Extract and list every line that contains the word "which".

◆ ◆ ◆ ◆

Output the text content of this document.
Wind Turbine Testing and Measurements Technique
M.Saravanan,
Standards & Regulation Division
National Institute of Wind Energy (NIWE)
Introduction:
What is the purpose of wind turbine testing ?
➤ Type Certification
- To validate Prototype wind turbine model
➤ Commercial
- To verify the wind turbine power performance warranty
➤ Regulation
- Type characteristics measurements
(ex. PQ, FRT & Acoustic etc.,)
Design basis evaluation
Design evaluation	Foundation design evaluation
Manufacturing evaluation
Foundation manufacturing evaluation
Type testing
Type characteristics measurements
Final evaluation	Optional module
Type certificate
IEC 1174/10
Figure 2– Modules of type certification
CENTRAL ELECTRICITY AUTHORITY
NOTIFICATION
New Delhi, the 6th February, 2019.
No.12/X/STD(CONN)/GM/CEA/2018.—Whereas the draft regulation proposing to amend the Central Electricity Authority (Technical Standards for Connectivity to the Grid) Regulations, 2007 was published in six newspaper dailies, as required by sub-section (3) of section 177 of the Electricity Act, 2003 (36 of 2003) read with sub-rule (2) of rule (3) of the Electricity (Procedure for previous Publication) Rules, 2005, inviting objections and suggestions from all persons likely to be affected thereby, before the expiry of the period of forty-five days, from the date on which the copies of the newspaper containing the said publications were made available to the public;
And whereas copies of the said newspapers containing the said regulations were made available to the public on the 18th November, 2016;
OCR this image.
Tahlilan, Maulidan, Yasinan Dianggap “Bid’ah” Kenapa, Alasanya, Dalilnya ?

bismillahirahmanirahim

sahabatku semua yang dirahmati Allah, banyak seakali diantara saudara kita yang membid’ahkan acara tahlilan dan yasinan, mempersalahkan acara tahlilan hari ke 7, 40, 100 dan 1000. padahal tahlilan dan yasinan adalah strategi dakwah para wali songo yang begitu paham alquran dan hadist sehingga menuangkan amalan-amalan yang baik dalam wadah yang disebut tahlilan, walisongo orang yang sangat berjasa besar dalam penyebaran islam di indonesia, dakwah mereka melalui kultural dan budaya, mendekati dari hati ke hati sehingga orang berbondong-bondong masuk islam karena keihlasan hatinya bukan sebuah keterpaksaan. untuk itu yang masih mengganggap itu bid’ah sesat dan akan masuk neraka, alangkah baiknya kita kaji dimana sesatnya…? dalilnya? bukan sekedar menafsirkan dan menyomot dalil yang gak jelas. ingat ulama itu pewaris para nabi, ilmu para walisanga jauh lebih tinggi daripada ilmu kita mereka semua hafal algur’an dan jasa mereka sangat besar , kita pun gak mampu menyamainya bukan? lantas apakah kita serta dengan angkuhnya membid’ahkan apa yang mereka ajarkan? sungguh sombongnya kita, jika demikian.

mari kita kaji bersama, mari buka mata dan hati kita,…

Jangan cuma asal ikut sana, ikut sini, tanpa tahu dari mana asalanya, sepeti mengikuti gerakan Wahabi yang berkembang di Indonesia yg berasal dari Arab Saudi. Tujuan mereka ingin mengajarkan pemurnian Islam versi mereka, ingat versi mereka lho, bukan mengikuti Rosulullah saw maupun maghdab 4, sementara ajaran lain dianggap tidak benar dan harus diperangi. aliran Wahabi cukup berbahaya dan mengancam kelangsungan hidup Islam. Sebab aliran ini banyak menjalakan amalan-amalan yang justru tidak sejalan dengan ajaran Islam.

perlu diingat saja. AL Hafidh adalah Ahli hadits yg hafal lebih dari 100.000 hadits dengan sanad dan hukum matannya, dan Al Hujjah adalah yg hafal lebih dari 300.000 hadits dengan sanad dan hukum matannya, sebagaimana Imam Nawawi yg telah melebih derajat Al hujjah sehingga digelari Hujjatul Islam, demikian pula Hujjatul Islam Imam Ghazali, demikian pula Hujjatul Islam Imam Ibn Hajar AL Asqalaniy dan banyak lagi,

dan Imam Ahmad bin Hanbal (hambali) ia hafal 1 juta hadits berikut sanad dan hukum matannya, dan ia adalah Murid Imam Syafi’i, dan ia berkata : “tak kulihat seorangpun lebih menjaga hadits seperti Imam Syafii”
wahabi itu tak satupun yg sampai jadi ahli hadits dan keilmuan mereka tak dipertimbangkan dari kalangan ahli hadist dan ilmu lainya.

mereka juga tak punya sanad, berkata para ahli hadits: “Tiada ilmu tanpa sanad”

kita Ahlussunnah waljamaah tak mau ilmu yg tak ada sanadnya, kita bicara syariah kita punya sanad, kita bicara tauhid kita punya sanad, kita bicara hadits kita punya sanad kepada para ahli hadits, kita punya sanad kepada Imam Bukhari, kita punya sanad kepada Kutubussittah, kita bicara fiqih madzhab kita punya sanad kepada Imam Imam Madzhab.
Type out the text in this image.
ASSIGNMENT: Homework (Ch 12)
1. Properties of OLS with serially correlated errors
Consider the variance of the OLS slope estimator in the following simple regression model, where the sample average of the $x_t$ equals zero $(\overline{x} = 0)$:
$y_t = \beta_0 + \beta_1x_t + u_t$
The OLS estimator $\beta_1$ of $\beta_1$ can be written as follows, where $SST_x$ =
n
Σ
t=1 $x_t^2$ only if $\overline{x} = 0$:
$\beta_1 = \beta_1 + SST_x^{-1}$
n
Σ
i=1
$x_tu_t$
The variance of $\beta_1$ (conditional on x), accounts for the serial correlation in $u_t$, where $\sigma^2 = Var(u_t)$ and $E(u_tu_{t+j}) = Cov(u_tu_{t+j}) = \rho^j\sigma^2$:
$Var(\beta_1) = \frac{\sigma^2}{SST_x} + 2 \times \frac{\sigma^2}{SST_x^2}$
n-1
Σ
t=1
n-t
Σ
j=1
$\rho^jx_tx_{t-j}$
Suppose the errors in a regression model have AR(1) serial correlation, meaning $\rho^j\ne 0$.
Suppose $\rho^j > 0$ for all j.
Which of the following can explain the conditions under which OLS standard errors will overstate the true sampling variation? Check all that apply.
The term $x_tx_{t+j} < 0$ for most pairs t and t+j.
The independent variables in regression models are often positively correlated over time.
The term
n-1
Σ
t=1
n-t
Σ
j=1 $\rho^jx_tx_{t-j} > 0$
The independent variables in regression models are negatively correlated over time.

◆ ◆ ◆ ◆

### [Written reply]
No.12/X/STD(CONN)/GM/CEA/2018.—Whereas the draft regulation proposing to amend the Central Electricity Authority (Technical Standards for Connectivity to the Grid) Regulations, 2007 was published in six newspaper dailies, as required by sub-section (3) of section 177 of the Electricity Act, 2003 (36 of 2003) read with sub-rule (2) of rule (3) of the Electricity (Procedure for previous Publication) Rules, 2005, inviting objections and suggestions from all persons likely to be affected thereby, before the expiry of the period of forty-five days, from the date on which the copies of the newspaper containing the said publications were made available to the public;
Which of the following can explain the conditions under which OLS standard errors will overstate the true sampling variation? Check all that apply.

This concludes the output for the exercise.